• _Prompt_
Copy each line below without leaving any out.

Start of Records for this exercise

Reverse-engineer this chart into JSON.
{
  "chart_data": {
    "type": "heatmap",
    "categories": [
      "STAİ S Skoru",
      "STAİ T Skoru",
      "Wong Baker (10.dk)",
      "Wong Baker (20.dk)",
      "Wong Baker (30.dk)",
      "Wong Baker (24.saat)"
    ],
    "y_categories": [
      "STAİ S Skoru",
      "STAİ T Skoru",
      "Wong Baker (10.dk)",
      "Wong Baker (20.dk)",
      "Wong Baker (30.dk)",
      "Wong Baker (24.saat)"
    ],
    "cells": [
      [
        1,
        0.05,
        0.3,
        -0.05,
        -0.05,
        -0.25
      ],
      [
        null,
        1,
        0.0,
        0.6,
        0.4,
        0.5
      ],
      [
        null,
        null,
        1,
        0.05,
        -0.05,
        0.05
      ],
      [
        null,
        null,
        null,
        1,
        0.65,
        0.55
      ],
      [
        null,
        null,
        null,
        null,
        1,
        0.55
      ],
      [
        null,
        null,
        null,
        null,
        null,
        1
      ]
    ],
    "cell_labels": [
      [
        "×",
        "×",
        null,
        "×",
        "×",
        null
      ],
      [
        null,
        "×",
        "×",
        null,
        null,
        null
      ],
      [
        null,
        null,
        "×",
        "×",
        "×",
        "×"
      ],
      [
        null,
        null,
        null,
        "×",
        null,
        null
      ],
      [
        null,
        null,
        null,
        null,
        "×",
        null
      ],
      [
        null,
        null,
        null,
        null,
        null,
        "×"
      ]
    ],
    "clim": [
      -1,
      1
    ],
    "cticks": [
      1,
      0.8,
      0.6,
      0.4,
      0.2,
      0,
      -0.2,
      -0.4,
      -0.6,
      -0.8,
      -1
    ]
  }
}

End of Records for this exercise

• _Solution_
Reverse-engineer this chart into JSON.
{
  "chart_data": {
    "type": "heatmap",
    "categories": [
      "STAİ S Skoru",
      "STAİ T Skoru",
      "Wong Baker (10.dk)",
      "Wong Baker (20.dk)",
      "Wong Baker (30.dk)",
      "Wong Baker (24.saat)"
    ],
    "y_categories": [
      "STAİ S Skoru",
      "STAİ T Skoru",
      "Wong Baker (10.dk)",
      "Wong Baker (20.dk)",
      "Wong Baker (30.dk)",
      "Wong Baker (24.saat)"
    ],
    "cells": [
      [
        1,
        0.05,
        0.3,
        -0.05,
        -0.05,
        -0.25
      ],
      [
        null,
        1,
        0.0,
        0.6,
        0.4,
        0.5
      ],
      [
        null,
        null,
        1,
        0.05,
        -0.05,
        0.05
      ],
      [
        null,
        null,
        null,
        1,
        0.65,
        0.55
      ],
      [
        null,
        null,
        null,
        null,
        1,
        0.55
      ],
      [
        null,
        null,
        null,
        null,
        null,
        1
      ]
    ],
    "cell_labels": [
      [
        "×",
        "×",
        null,
        "×",
        "×",
        null
      ],
      [
        null,
        "×",
        "×",
        null,
        null,
        null
      ],
      [
        null,
        null,
        "×",
        "×",
        "×",
        "×"
      ],
      [
        null,
        null,
        null,
        "×",
        null,
        null
      ],
      [
        null,
        null,
        null,
        null,
        "×",
        null
      ],
      [
        null,
        null,
        null,
        null,
        null,
        "×"
      ]
    ],
    "clim": [
      -1,
      1
    ],
    "cticks": [
      1,
      0.8,
      0.6,
      0.4,
      0.2,
      0,
      -0.2,
      -0.4,
      -0.6,
      -0.8,
      -1
    ]
  }
}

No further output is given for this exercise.